*The records:*
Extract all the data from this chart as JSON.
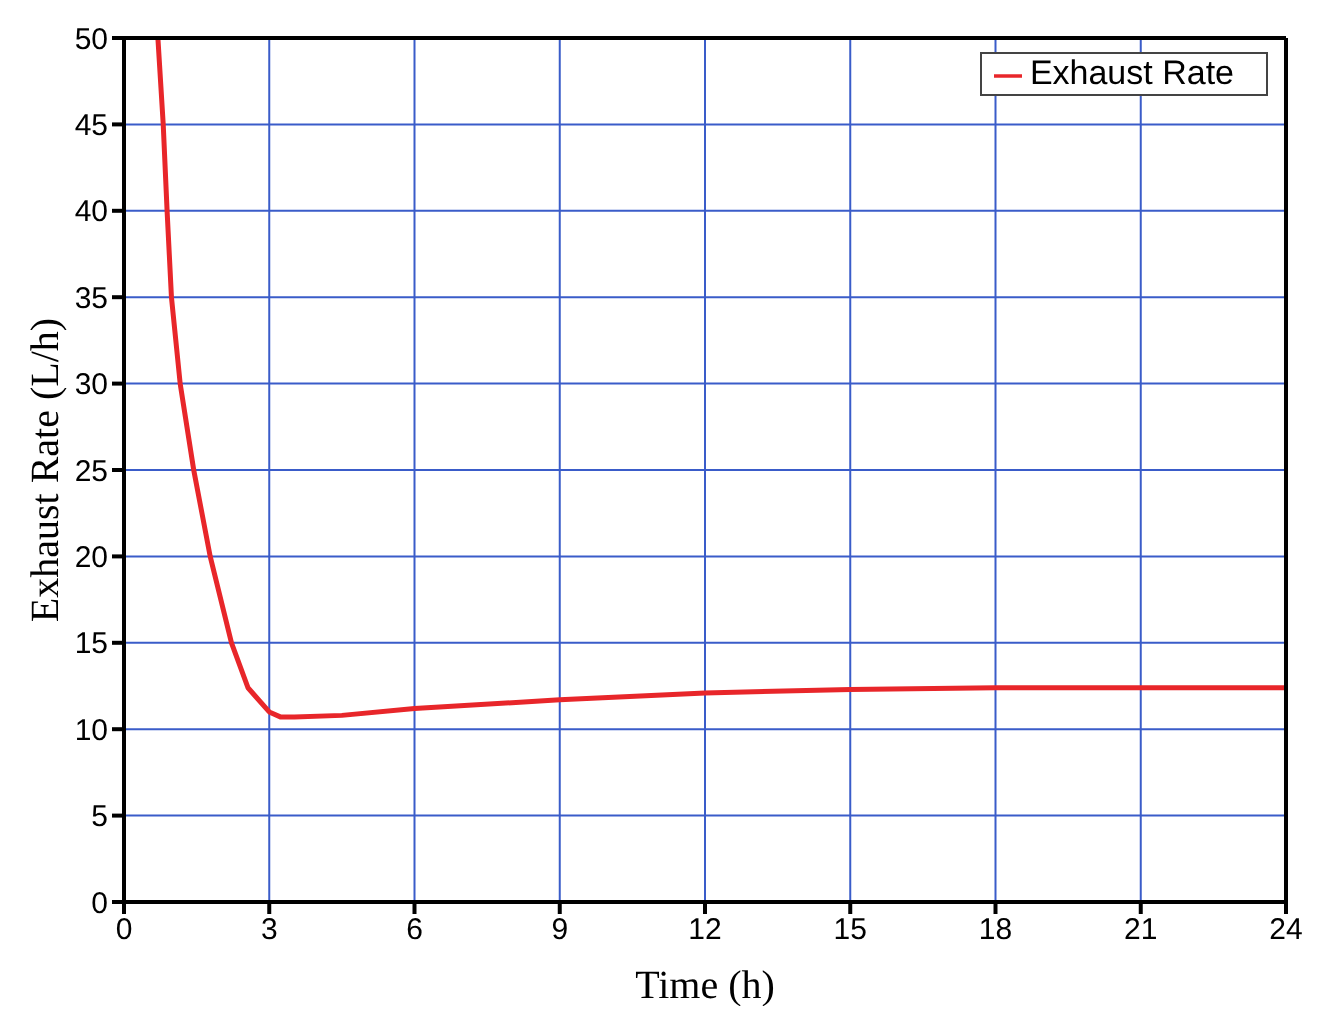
{
  "chart_data": {
    "type": "line",
    "xlabel": "Time (h)",
    "ylabel": "Exhaust Rate (L/h)",
    "xlim": [
      0,
      24
    ],
    "ylim": [
      0,
      50
    ],
    "xticks": [
      0,
      3,
      6,
      9,
      12,
      15,
      18,
      21,
      24
    ],
    "yticks": [
      0,
      5,
      10,
      15,
      20,
      25,
      30,
      35,
      40,
      45,
      50
    ],
    "grid": true,
    "legend": "top right",
    "marker": "none",
    "line_style": "solid",
    "series": [
      {
        "name": "Exhaust Rate",
        "color": "#e8262a",
        "x": [
          0.7,
          0.81,
          0.89,
          0.98,
          1.16,
          1.44,
          1.78,
          2.22,
          2.56,
          3.0,
          3.24,
          3.52,
          4.5,
          6,
          9,
          12,
          15,
          18,
          21,
          24
        ],
        "values": [
          50,
          45,
          40,
          35,
          30,
          25,
          20,
          15,
          12.4,
          11.0,
          10.7,
          10.7,
          10.8,
          11.2,
          11.7,
          12.1,
          12.3,
          12.4,
          12.4,
          12.4
        ]
      }
    ]
  }
}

*Prompt:*
Leave images out of the retyped records; keep all else exact.

*Response to this exercise:*
Extract all the data from this chart as JSON.
{
  "chart_data": {
    "type": "line",
    "xlabel": "Time (h)",
    "ylabel": "Exhaust Rate (L/h)",
    "xlim": [
      0,
      24
    ],
    "ylim": [
      0,
      50
    ],
    "xticks": [
      0,
      3,
      6,
      9,
      12,
      15,
      18,
      21,
      24
    ],
    "yticks": [
      0,
      5,
      10,
      15,
      20,
      25,
      30,
      35,
      40,
      45,
      50
    ],
    "grid": true,
    "legend": "top right",
    "marker": "none",
    "line_style": "solid",
    "series": [
      {
        "name": "Exhaust Rate",
        "color": "#e8262a",
        "x": [
          0.7,
          0.81,
          0.89,
          0.98,
          1.16,
          1.44,
          1.78,
          2.22,
          2.56,
          3.0,
          3.24,
          3.52,
          4.5,
          6,
          9,
          12,
          15,
          18,
          21,
          24
        ],
        "values": [
          50,
          45,
          40,
          35,
          30,
          25,
          20,
          15,
          12.4,
          11.0,
          10.7,
          10.7,
          10.8,
          11.2,
          11.7,
          12.1,
          12.3,
          12.4,
          12.4,
          12.4
        ]
      }
    ]
  }
}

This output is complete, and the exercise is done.